§ **EXERCISE**
The required output is the line that contains "What text is on this page?" plus every line after it in the listing below, copied exactly as it appears.

§ **EXERCISE INPUT**
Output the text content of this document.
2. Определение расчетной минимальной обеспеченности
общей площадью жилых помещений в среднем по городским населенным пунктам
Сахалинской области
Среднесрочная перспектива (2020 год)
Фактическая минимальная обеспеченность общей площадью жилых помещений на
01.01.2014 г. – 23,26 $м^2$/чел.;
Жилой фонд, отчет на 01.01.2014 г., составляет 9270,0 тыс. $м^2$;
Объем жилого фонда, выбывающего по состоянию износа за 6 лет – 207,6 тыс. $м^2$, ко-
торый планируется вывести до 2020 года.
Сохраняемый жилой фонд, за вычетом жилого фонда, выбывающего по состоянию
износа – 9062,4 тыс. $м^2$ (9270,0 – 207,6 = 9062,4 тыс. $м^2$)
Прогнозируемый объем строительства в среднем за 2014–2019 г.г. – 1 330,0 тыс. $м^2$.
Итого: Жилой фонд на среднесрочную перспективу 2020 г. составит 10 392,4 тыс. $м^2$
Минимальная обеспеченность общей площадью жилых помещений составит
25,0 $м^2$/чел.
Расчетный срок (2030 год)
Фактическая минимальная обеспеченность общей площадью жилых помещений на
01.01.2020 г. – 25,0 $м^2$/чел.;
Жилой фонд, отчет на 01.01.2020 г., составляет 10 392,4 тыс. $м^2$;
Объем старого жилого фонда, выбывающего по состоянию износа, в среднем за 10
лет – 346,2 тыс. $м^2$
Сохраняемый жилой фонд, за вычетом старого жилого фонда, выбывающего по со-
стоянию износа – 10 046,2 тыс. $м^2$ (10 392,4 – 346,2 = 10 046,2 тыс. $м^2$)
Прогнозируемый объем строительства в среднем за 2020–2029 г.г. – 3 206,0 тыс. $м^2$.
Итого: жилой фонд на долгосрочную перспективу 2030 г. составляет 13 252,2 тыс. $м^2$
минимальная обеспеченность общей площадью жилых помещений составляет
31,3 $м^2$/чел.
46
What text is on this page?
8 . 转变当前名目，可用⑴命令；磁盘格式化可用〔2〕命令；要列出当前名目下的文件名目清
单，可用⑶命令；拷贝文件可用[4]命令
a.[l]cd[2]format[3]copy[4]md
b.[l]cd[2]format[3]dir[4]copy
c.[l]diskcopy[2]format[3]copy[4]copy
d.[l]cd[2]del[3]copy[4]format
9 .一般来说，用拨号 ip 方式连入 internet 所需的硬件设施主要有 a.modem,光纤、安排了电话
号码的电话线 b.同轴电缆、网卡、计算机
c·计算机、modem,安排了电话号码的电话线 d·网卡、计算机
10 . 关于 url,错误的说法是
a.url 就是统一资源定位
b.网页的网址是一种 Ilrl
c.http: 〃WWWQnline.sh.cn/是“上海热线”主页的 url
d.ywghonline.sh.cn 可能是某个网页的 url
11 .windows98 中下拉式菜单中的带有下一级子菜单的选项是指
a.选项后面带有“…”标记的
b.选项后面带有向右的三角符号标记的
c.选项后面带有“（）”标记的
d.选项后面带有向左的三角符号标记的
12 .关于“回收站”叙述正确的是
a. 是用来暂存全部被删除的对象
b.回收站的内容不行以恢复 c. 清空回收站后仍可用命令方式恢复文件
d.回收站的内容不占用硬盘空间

§ **FULL SOLUTION**
What text is on this page?
8 . 转变当前名目，可用⑴命令；磁盘格式化可用〔2〕命令；要列出当前名目下的文件名目清
单，可用⑶命令；拷贝文件可用[4]命令
a.[l]cd[2]format[3]copy[4]md
b.[l]cd[2]format[3]dir[4]copy
c.[l]diskcopy[2]format[3]copy[4]copy
d.[l]cd[2]del[3]copy[4]format
9 .一般来说，用拨号 ip 方式连入 internet 所需的硬件设施主要有 a.modem,光纤、安排了电话
号码的电话线 b.同轴电缆、网卡、计算机
c·计算机、modem,安排了电话号码的电话线 d·网卡、计算机
10 . 关于 url,错误的说法是
a.url 就是统一资源定位
b.网页的网址是一种 Ilrl
c.http: 〃WWWQnline.sh.cn/是“上海热线”主页的 url
d.ywghonline.sh.cn 可能是某个网页的 url
11 .windows98 中下拉式菜单中的带有下一级子菜单的选项是指
a.选项后面带有“…”标记的
b.选项后面带有向右的三角符号标记的
c.选项后面带有“（）”标记的
d.选项后面带有向左的三角符号标记的
12 .关于“回收站”叙述正确的是
a. 是用来暂存全部被删除的对象
b.回收站的内容不行以恢复 c. 清空回收站后仍可用命令方式恢复文件
d.回收站的内容不占用硬盘空间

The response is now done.